Stored dataset items
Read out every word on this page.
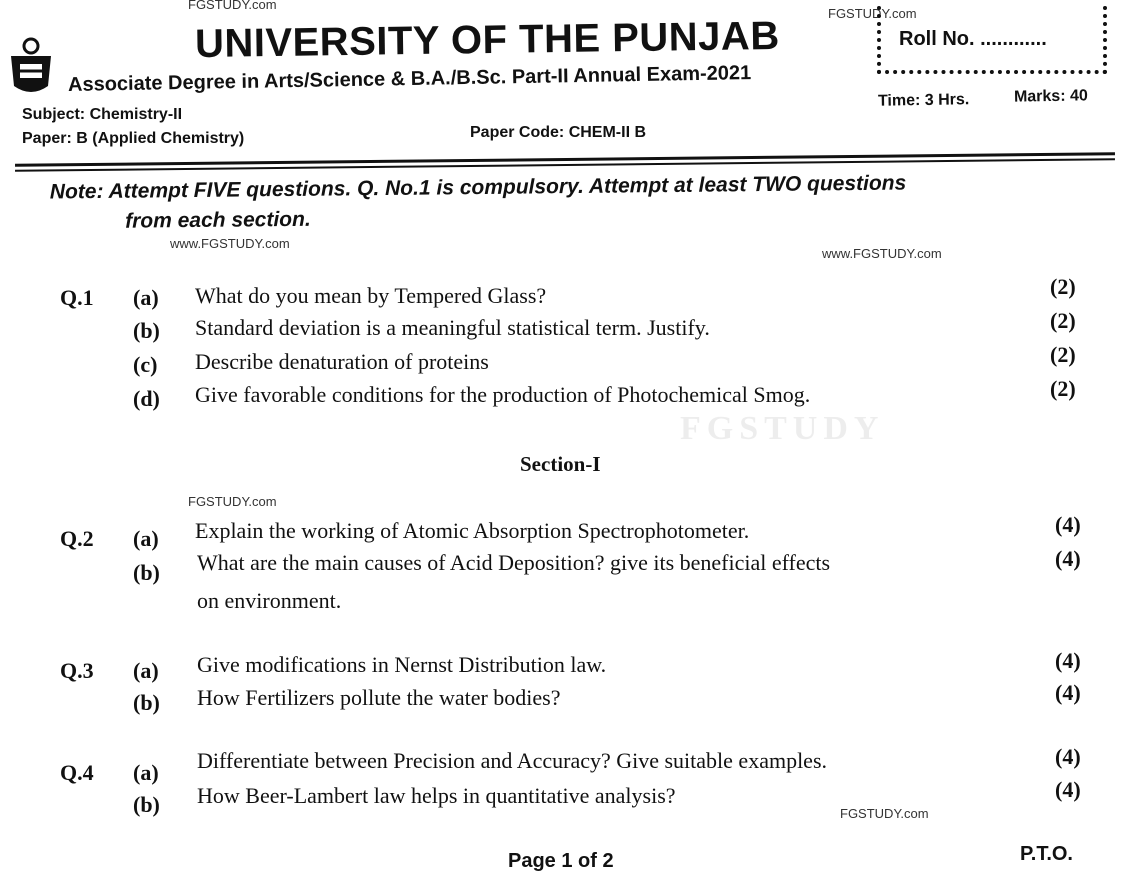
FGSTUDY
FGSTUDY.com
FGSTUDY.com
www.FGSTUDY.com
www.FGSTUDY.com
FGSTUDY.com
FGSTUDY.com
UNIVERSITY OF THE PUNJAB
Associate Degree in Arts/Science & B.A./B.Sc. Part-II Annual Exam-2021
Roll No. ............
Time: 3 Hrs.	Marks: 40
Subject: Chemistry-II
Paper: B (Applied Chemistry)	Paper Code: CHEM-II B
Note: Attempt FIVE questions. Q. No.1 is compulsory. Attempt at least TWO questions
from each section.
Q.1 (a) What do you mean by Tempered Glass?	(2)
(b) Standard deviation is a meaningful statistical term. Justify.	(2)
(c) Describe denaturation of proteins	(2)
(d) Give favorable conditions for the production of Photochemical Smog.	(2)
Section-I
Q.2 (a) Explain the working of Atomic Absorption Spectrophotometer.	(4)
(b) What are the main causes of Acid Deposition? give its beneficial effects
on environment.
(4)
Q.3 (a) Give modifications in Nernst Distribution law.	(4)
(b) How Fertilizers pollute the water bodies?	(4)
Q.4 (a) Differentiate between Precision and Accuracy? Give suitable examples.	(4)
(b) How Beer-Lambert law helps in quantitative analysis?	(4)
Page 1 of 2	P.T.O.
==
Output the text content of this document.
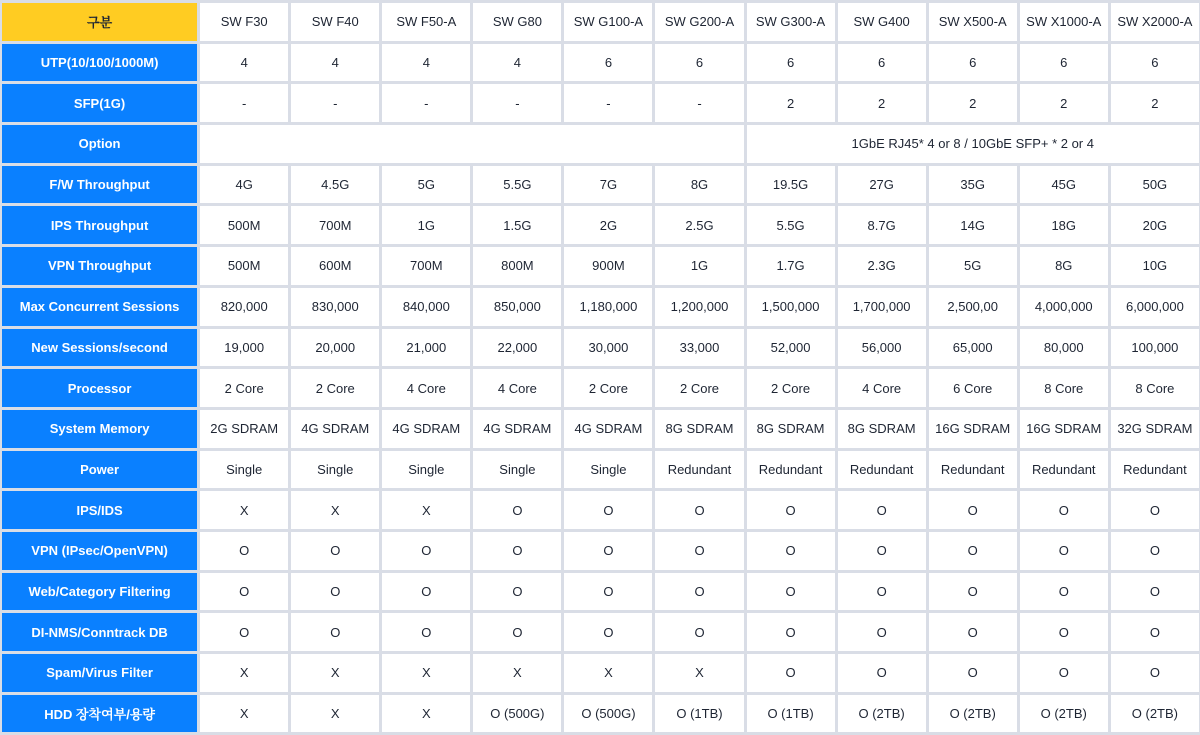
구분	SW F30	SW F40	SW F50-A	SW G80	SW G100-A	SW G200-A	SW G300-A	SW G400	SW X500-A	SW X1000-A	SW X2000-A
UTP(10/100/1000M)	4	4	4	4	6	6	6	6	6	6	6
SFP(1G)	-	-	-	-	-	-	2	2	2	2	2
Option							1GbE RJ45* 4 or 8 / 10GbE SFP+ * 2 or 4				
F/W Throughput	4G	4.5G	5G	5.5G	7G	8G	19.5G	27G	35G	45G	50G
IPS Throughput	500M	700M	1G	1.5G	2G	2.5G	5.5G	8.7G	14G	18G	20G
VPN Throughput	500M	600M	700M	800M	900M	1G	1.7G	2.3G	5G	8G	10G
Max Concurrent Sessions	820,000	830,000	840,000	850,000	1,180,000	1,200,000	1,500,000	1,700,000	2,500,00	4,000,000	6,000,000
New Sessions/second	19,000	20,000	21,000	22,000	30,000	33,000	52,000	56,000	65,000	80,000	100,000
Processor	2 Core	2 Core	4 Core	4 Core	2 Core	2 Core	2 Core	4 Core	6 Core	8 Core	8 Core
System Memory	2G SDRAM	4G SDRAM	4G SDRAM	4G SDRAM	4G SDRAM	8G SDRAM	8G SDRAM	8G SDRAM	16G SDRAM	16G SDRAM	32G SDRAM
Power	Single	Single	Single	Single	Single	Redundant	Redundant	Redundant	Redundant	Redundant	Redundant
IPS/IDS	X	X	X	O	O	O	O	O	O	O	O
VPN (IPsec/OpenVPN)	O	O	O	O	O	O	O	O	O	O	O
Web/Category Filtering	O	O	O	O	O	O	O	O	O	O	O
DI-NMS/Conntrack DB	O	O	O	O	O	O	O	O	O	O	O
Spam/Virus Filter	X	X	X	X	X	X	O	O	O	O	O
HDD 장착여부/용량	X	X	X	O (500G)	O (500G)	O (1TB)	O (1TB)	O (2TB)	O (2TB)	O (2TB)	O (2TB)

- TASK OBJECTIVE: Copy each line containing the word "Sessions" from the data.

- FINAL ANSWER:
Max Concurrent Sessions	820,000	830,000	840,000	850,000	1,180,000	1,200,000	1,500,000	1,700,000	2,500,00	4,000,000	6,000,000
New Sessions/second	19,000	20,000	21,000	22,000	30,000	33,000	52,000	56,000	65,000	80,000	100,000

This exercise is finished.